Figure contents as structured data
══════════

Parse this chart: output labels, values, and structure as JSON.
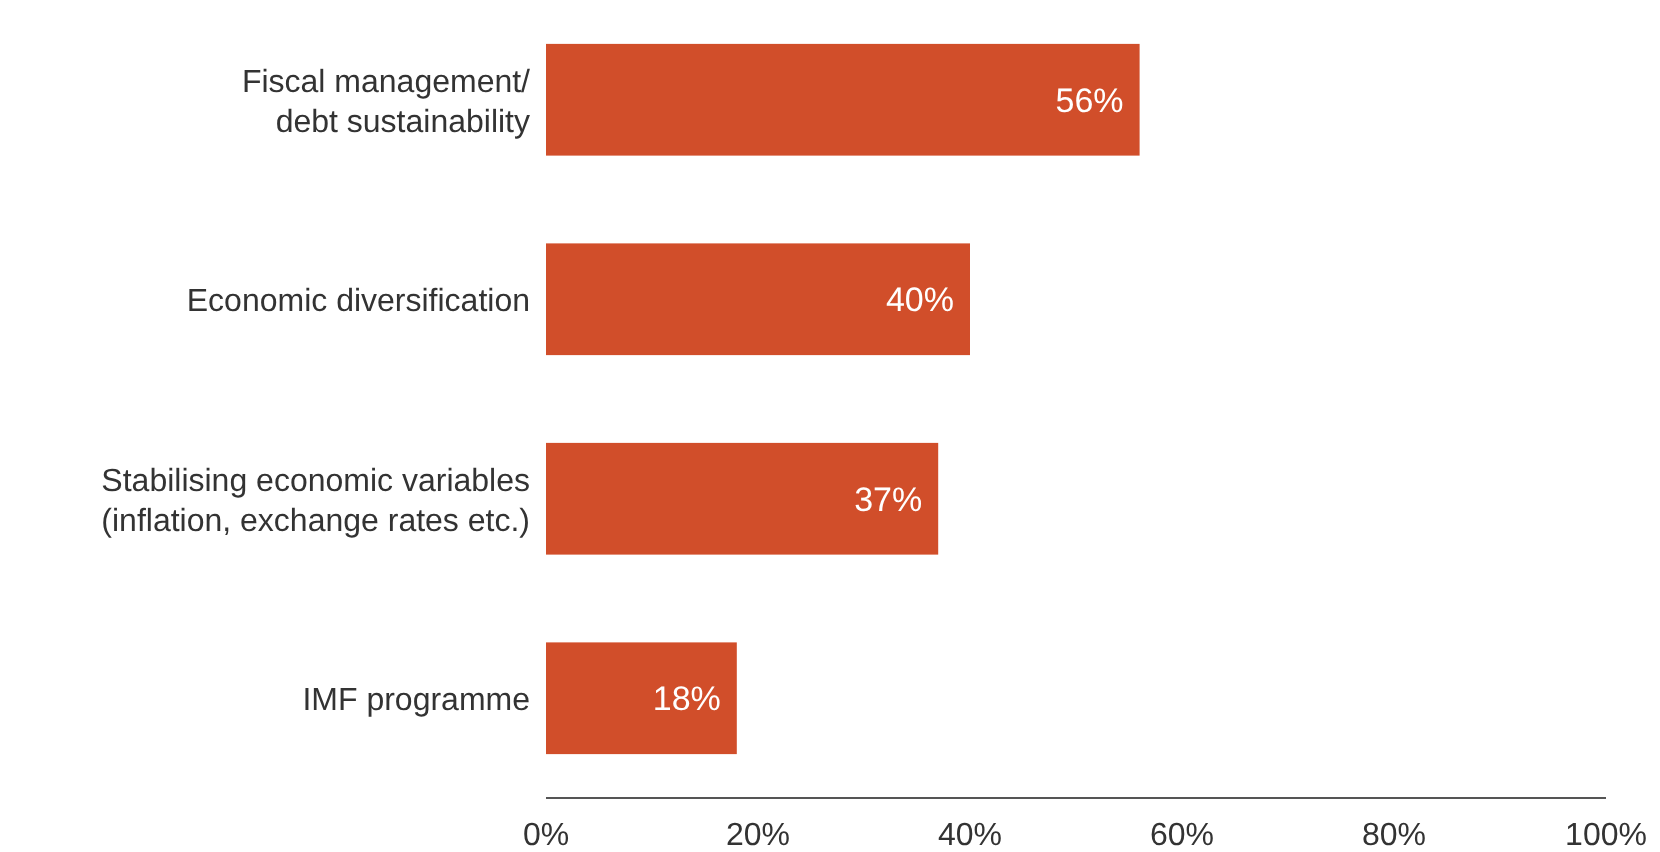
{
  "chart_data": {
    "type": "bar",
    "orientation": "horizontal",
    "categories": [
      "Fiscal management/\ndebt sustainability",
      "Economic diversification",
      "Stabilising economic variables\n(inflation, exchange rates etc.)",
      "IMF programme"
    ],
    "values": [
      56,
      40,
      37,
      18
    ],
    "value_labels": [
      "56%",
      "40%",
      "37%",
      "18%"
    ],
    "color": "#d14e2a",
    "xlim": [
      0,
      100
    ],
    "xticks": [
      {
        "value": 0,
        "label": "0%"
      },
      {
        "value": 20,
        "label": "20%"
      },
      {
        "value": 40,
        "label": "40%"
      },
      {
        "value": 60,
        "label": "60%"
      },
      {
        "value": 80,
        "label": "80%"
      },
      {
        "value": 100,
        "label": "100%"
      }
    ],
    "grid": false
  }
}
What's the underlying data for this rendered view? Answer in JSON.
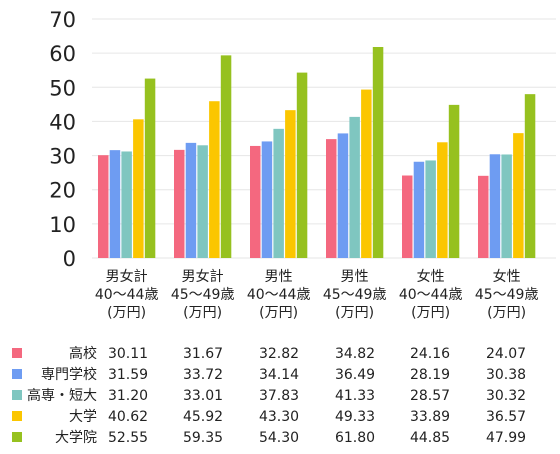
{
  "chart_data": {
    "type": "bar",
    "categories": [
      [
        "男女計",
        "40～44歳",
        "(万円)"
      ],
      [
        "男女計",
        "45～49歳",
        "(万円)"
      ],
      [
        "男性",
        "40～44歳",
        "(万円)"
      ],
      [
        "男性",
        "45～49歳",
        "(万円)"
      ],
      [
        "女性",
        "40～44歳",
        "(万円)"
      ],
      [
        "女性",
        "45～49歳",
        "(万円)"
      ]
    ],
    "series": [
      {
        "name": "高校",
        "color": "#f4687f",
        "values": [
          30.11,
          31.67,
          32.82,
          34.82,
          24.16,
          24.07
        ],
        "display": [
          "30.11",
          "31.67",
          "32.82",
          "34.82",
          "24.16",
          "24.07"
        ]
      },
      {
        "name": "専門学校",
        "color": "#6e9cf2",
        "values": [
          31.59,
          33.72,
          34.14,
          36.49,
          28.19,
          30.38
        ],
        "display": [
          "31.59",
          "33.72",
          "34.14",
          "36.49",
          "28.19",
          "30.38"
        ]
      },
      {
        "name": "高専・短大",
        "color": "#7fc6c0",
        "values": [
          31.2,
          33.01,
          37.83,
          41.33,
          28.57,
          30.32
        ],
        "display": [
          "31.20",
          "33.01",
          "37.83",
          "41.33",
          "28.57",
          "30.32"
        ]
      },
      {
        "name": "大学",
        "color": "#fbc600",
        "values": [
          40.62,
          45.92,
          43.3,
          49.33,
          33.89,
          36.57
        ],
        "display": [
          "40.62",
          "45.92",
          "43.30",
          "49.33",
          "33.89",
          "36.57"
        ]
      },
      {
        "name": "大学院",
        "color": "#96c11f",
        "values": [
          52.55,
          59.35,
          54.3,
          61.8,
          44.85,
          47.99
        ],
        "display": [
          "52.55",
          "59.35",
          "54.30",
          "61.80",
          "44.85",
          "47.99"
        ]
      }
    ],
    "yticks": [
      "0",
      "10",
      "20",
      "30",
      "40",
      "50",
      "60",
      "70"
    ],
    "ylim": [
      0,
      70
    ],
    "grid": true,
    "legend": "table-below"
  }
}
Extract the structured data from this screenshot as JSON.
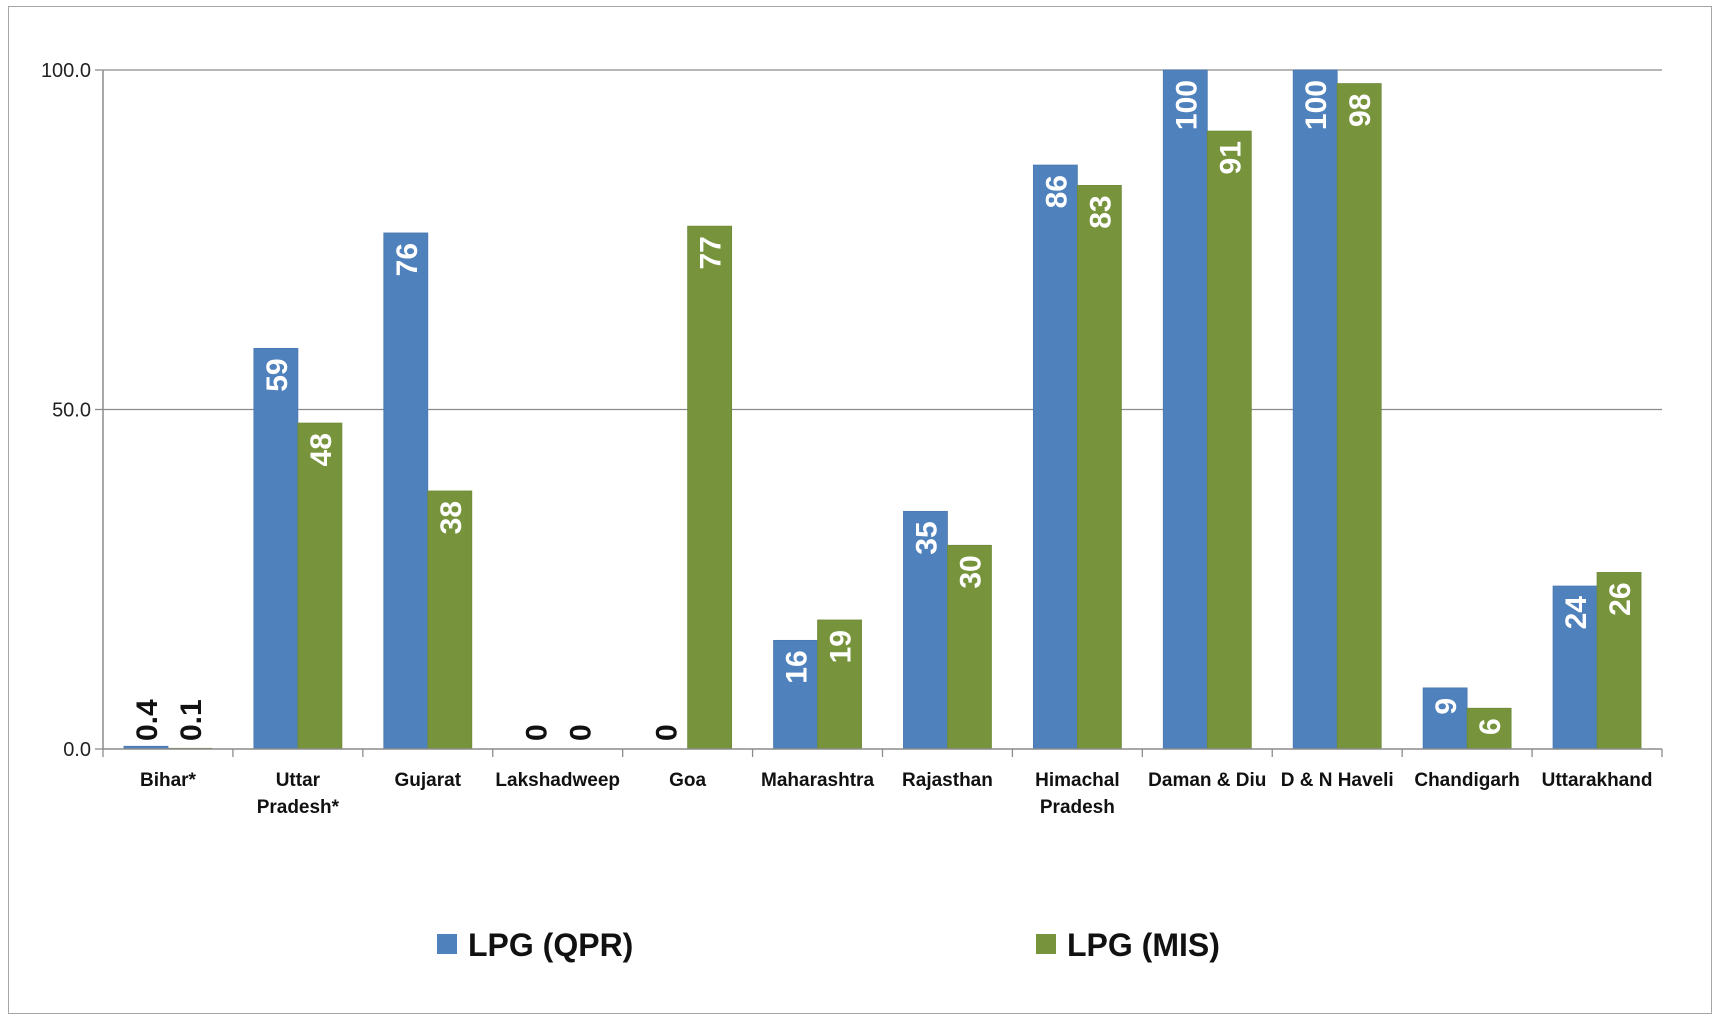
{
  "chart_data": {
    "type": "bar",
    "title": "",
    "xlabel": "",
    "ylabel": "",
    "ylim": [
      0,
      100
    ],
    "yticks": [
      "0.0",
      "50.0",
      "100.0"
    ],
    "grid": true,
    "legend_position": "bottom",
    "categories": [
      [
        "Bihar*"
      ],
      [
        "Uttar",
        "Pradesh*"
      ],
      [
        "Gujarat"
      ],
      [
        "Lakshadweep"
      ],
      [
        "Goa"
      ],
      [
        "Maharashtra"
      ],
      [
        "Rajasthan"
      ],
      [
        "Himachal",
        "Pradesh"
      ],
      [
        "Daman & Diu"
      ],
      [
        "D & N Haveli"
      ],
      [
        "Chandigarh"
      ],
      [
        "Uttarakhand"
      ]
    ],
    "series": [
      {
        "name": "LPG (QPR)",
        "color": "#4f81bd",
        "values": [
          0.4,
          59,
          76,
          0,
          0,
          16,
          35,
          86,
          100,
          100,
          9,
          24
        ],
        "labels": [
          "0.4",
          "59",
          "76",
          "0",
          "0",
          "16",
          "35",
          "86",
          "100",
          "100",
          "9",
          "24"
        ]
      },
      {
        "name": "LPG (MIS)",
        "color": "#77933c",
        "values": [
          0.1,
          48,
          38,
          0,
          77,
          19,
          30,
          83,
          91,
          98,
          6,
          26
        ],
        "labels": [
          "0.1",
          "48",
          "38",
          "0",
          "77",
          "19",
          "30",
          "83",
          "91",
          "98",
          "6",
          "26"
        ]
      }
    ]
  }
}
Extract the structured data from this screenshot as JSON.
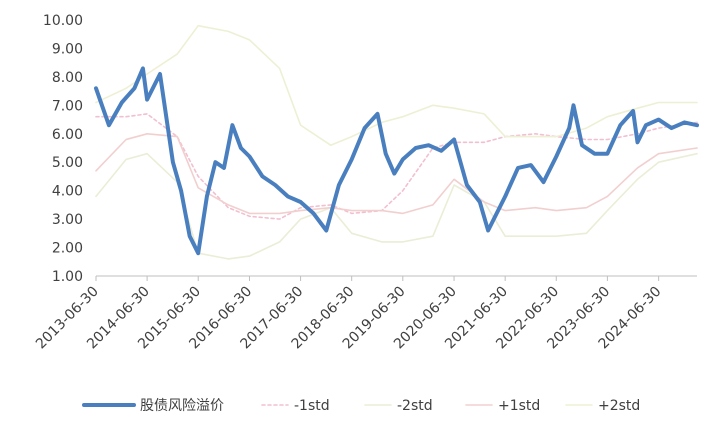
{
  "chart_data": {
    "type": "line",
    "ylim": [
      1.0,
      10.0
    ],
    "y_ticks": [
      "1.00",
      "2.00",
      "3.00",
      "4.00",
      "5.00",
      "6.00",
      "7.00",
      "8.00",
      "9.00",
      "10.00"
    ],
    "x_tick_labels": [
      "2013-06-30",
      "2014-06-30",
      "2015-06-30",
      "2016-06-30",
      "2017-06-30",
      "2018-06-30",
      "2019-06-30",
      "2020-06-30",
      "2021-06-30",
      "2022-06-30",
      "2023-06-30",
      "2024-06-30"
    ],
    "x_range": [
      "2013-06-30",
      "2025-03-31"
    ],
    "grid": false,
    "legend_position": "bottom",
    "series": [
      {
        "name": "股债风险溢价",
        "color": "#4a7fbf",
        "x": [
          "2013-06-30",
          "2013-09-30",
          "2013-12-31",
          "2014-03-31",
          "2014-05-31",
          "2014-06-30",
          "2014-09-30",
          "2014-12-31",
          "2015-02-28",
          "2015-04-30",
          "2015-06-30",
          "2015-08-31",
          "2015-10-31",
          "2015-12-31",
          "2016-02-29",
          "2016-04-30",
          "2016-06-30",
          "2016-09-30",
          "2016-12-31",
          "2017-03-31",
          "2017-06-30",
          "2017-09-30",
          "2017-12-31",
          "2018-03-31",
          "2018-06-30",
          "2018-09-30",
          "2018-12-31",
          "2019-02-28",
          "2019-04-30",
          "2019-06-30",
          "2019-09-30",
          "2019-12-31",
          "2020-03-31",
          "2020-06-30",
          "2020-09-30",
          "2020-12-31",
          "2021-02-28",
          "2021-06-30",
          "2021-09-30",
          "2021-12-31",
          "2022-03-31",
          "2022-06-30",
          "2022-09-30",
          "2022-10-31",
          "2022-12-31",
          "2023-03-31",
          "2023-06-30",
          "2023-09-30",
          "2023-12-31",
          "2024-01-31",
          "2024-03-31",
          "2024-06-30",
          "2024-09-30",
          "2024-12-31",
          "2025-03-31"
        ],
        "values": [
          7.6,
          6.3,
          7.1,
          7.6,
          8.3,
          7.2,
          8.1,
          5.0,
          4.0,
          2.4,
          1.8,
          3.8,
          5.0,
          4.8,
          6.3,
          5.5,
          5.2,
          4.5,
          4.2,
          3.8,
          3.6,
          3.2,
          2.6,
          4.2,
          5.1,
          6.2,
          6.7,
          5.3,
          4.6,
          5.1,
          5.5,
          5.6,
          5.4,
          5.8,
          4.2,
          3.6,
          2.6,
          3.8,
          4.8,
          4.9,
          4.3,
          5.2,
          6.2,
          7.0,
          5.6,
          5.3,
          5.3,
          6.3,
          6.8,
          5.7,
          6.3,
          6.5,
          6.2,
          6.4,
          6.3
        ]
      },
      {
        "name": "-1std",
        "color": "#f2bfd0",
        "x": [
          "2013-06-30",
          "2014-01-31",
          "2014-06-30",
          "2015-01-31",
          "2015-06-30",
          "2016-01-31",
          "2016-06-30",
          "2017-01-31",
          "2017-06-30",
          "2018-01-31",
          "2018-06-30",
          "2019-01-31",
          "2019-06-30",
          "2020-01-31",
          "2020-06-30",
          "2021-01-31",
          "2021-06-30",
          "2022-01-31",
          "2022-06-30",
          "2023-01-31",
          "2023-06-30",
          "2024-01-31",
          "2024-06-30",
          "2025-03-31"
        ],
        "values": [
          6.6,
          6.6,
          6.7,
          5.9,
          4.5,
          3.4,
          3.1,
          3.0,
          3.4,
          3.5,
          3.2,
          3.3,
          4.0,
          5.5,
          5.7,
          5.7,
          5.9,
          6.0,
          5.9,
          5.8,
          5.8,
          6.0,
          6.2,
          6.4
        ]
      },
      {
        "name": "-2std",
        "color": "#eaeed6",
        "x": [
          "2013-06-30",
          "2014-01-31",
          "2014-06-30",
          "2015-01-31",
          "2015-06-30",
          "2016-01-31",
          "2016-06-30",
          "2017-01-31",
          "2017-06-30",
          "2018-01-31",
          "2018-06-30",
          "2019-01-31",
          "2019-06-30",
          "2020-01-31",
          "2020-06-30",
          "2021-01-31",
          "2021-06-30",
          "2022-01-31",
          "2022-06-30",
          "2023-01-31",
          "2023-06-30",
          "2024-01-31",
          "2024-06-30",
          "2025-03-31"
        ],
        "values": [
          3.8,
          5.1,
          5.3,
          4.3,
          1.8,
          1.6,
          1.7,
          2.2,
          3.0,
          3.4,
          2.5,
          2.2,
          2.2,
          2.4,
          4.2,
          3.6,
          2.4,
          2.4,
          2.4,
          2.5,
          3.3,
          4.4,
          5.0,
          5.3
        ]
      },
      {
        "name": "+1std",
        "color": "#f2cfcf",
        "x": [
          "2013-06-30",
          "2014-01-31",
          "2014-06-30",
          "2015-01-31",
          "2015-06-30",
          "2016-01-31",
          "2016-06-30",
          "2017-01-31",
          "2017-06-30",
          "2018-01-31",
          "2018-06-30",
          "2019-01-31",
          "2019-06-30",
          "2020-01-31",
          "2020-06-30",
          "2021-01-31",
          "2021-06-30",
          "2022-01-31",
          "2022-06-30",
          "2023-01-31",
          "2023-06-30",
          "2024-01-31",
          "2024-06-30",
          "2025-03-31"
        ],
        "values": [
          4.7,
          5.8,
          6.0,
          5.9,
          4.1,
          3.5,
          3.2,
          3.2,
          3.3,
          3.4,
          3.3,
          3.3,
          3.2,
          3.5,
          4.4,
          3.6,
          3.3,
          3.4,
          3.3,
          3.4,
          3.8,
          4.8,
          5.3,
          5.5
        ]
      },
      {
        "name": "+2std",
        "color": "#eef0d4",
        "x": [
          "2013-06-30",
          "2014-01-31",
          "2014-06-30",
          "2015-01-31",
          "2015-06-30",
          "2016-01-31",
          "2016-06-30",
          "2017-01-31",
          "2017-06-30",
          "2018-01-31",
          "2018-06-30",
          "2019-01-31",
          "2019-06-30",
          "2020-01-31",
          "2020-06-30",
          "2021-01-31",
          "2021-06-30",
          "2022-01-31",
          "2022-06-30",
          "2023-01-31",
          "2023-06-30",
          "2024-01-31",
          "2024-06-30",
          "2025-03-31"
        ],
        "values": [
          7.1,
          7.6,
          8.1,
          8.8,
          9.8,
          9.6,
          9.3,
          8.3,
          6.3,
          5.6,
          5.9,
          6.4,
          6.6,
          7.0,
          6.9,
          6.7,
          5.9,
          5.9,
          5.9,
          6.2,
          6.6,
          6.9,
          7.1,
          7.1
        ]
      }
    ]
  }
}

══════════

Brief – List every line above containing the word "this".

Exercise answer –
Parse this chart: output labels, values, and structure as JSON.
What's the underlying data for this rendered view? Answer in JSON.
Extract the structured data from this screenshot as JSON.
Extract the structured data from this screenshot as JSON.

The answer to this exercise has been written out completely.